> Material to process:
■ ■ ■ ■

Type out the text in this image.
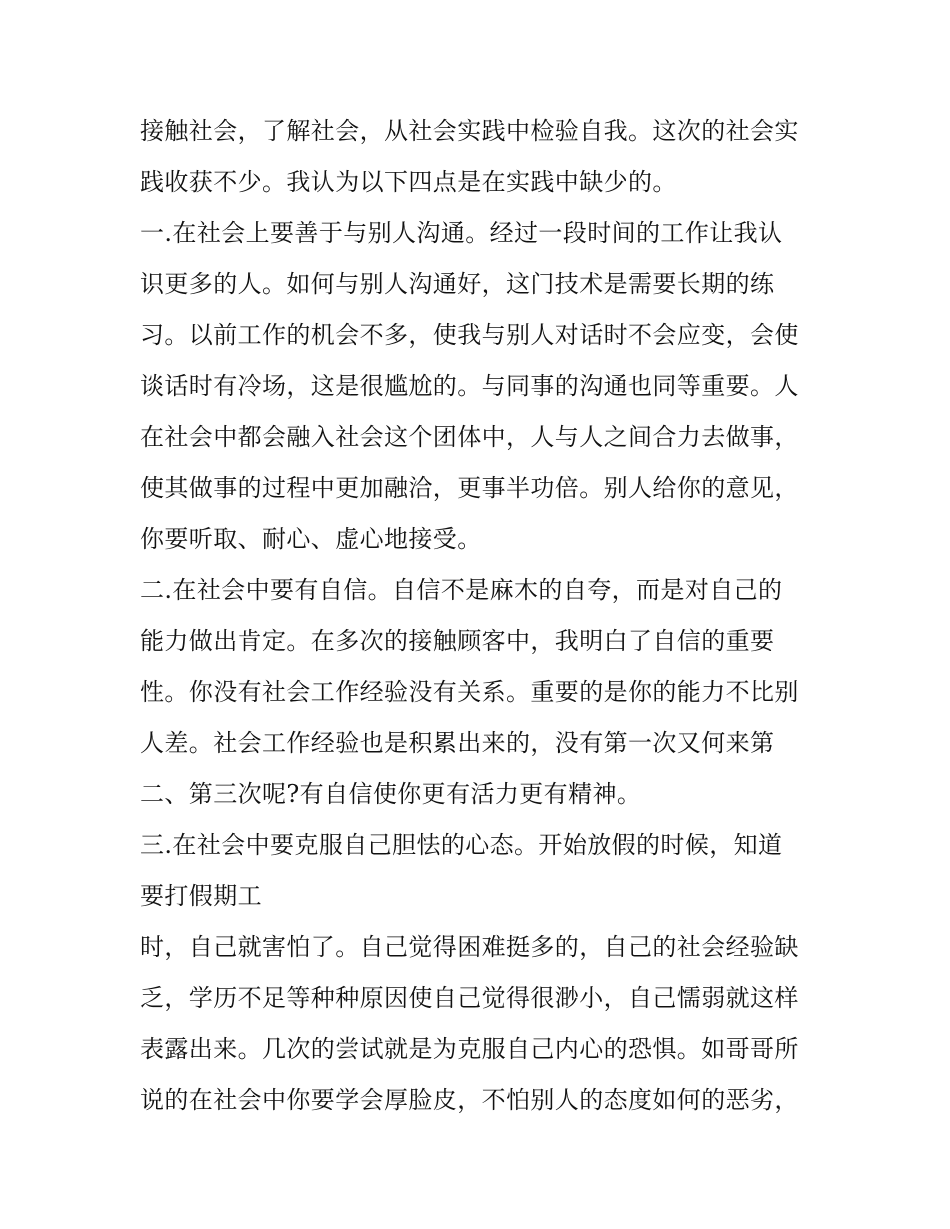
接触社会，了解社会，从社会实践中检验自我。这次的社会实
践收获不少。我认为以下四点是在实践中缺少的。
一.在社会上要善于与别人沟通。经过一段时间的工作让我认
识更多的人。如何与别人沟通好，这门技术是需要长期的练
习。以前工作的机会不多，使我与别人对话时不会应变，会使
谈话时有冷场，这是很尴尬的。与同事的沟通也同等重要。人
在社会中都会融入社会这个团体中，人与人之间合力去做事，
使其做事的过程中更加融洽，更事半功倍。别人给你的意见，
你要听取、耐心、虚心地接受。
二.在社会中要有自信。自信不是麻木的自夸，而是对自己的
能力做出肯定。在多次的接触顾客中，我明白了自信的重要
性。你没有社会工作经验没有关系。重要的是你的能力不比别
人差。社会工作经验也是积累出来的，没有第一次又何来第
二、第三次呢?有自信使你更有活力更有精神。
三.在社会中要克服自己胆怯的心态。开始放假的时候，知道
要打假期工
时，自己就害怕了。自己觉得困难挺多的，自己的社会经验缺
乏，学历不足等种种原因使自己觉得很渺小，自己懦弱就这样
表露出来。几次的尝试就是为克服自己内心的恐惧。如哥哥所
说的在社会中你要学会厚脸皮，不怕别人的态度如何的恶劣，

■ ■ ■ ■

> Description of the task: Return all of the entries word for word, but omit the pictures.

> Problem solution:
Type out the text in this image.
接触社会，了解社会，从社会实践中检验自我。这次的社会实
践收获不少。我认为以下四点是在实践中缺少的。
一.在社会上要善于与别人沟通。经过一段时间的工作让我认
识更多的人。如何与别人沟通好，这门技术是需要长期的练
习。以前工作的机会不多，使我与别人对话时不会应变，会使
谈话时有冷场，这是很尴尬的。与同事的沟通也同等重要。人
在社会中都会融入社会这个团体中，人与人之间合力去做事，
使其做事的过程中更加融洽，更事半功倍。别人给你的意见，
你要听取、耐心、虚心地接受。
二.在社会中要有自信。自信不是麻木的自夸，而是对自己的
能力做出肯定。在多次的接触顾客中，我明白了自信的重要
性。你没有社会工作经验没有关系。重要的是你的能力不比别
人差。社会工作经验也是积累出来的，没有第一次又何来第
二、第三次呢?有自信使你更有活力更有精神。
三.在社会中要克服自己胆怯的心态。开始放假的时候，知道
要打假期工
时，自己就害怕了。自己觉得困难挺多的，自己的社会经验缺
乏，学历不足等种种原因使自己觉得很渺小，自己懦弱就这样
表露出来。几次的尝试就是为克服自己内心的恐惧。如哥哥所
说的在社会中你要学会厚脸皮，不怕别人的态度如何的恶劣，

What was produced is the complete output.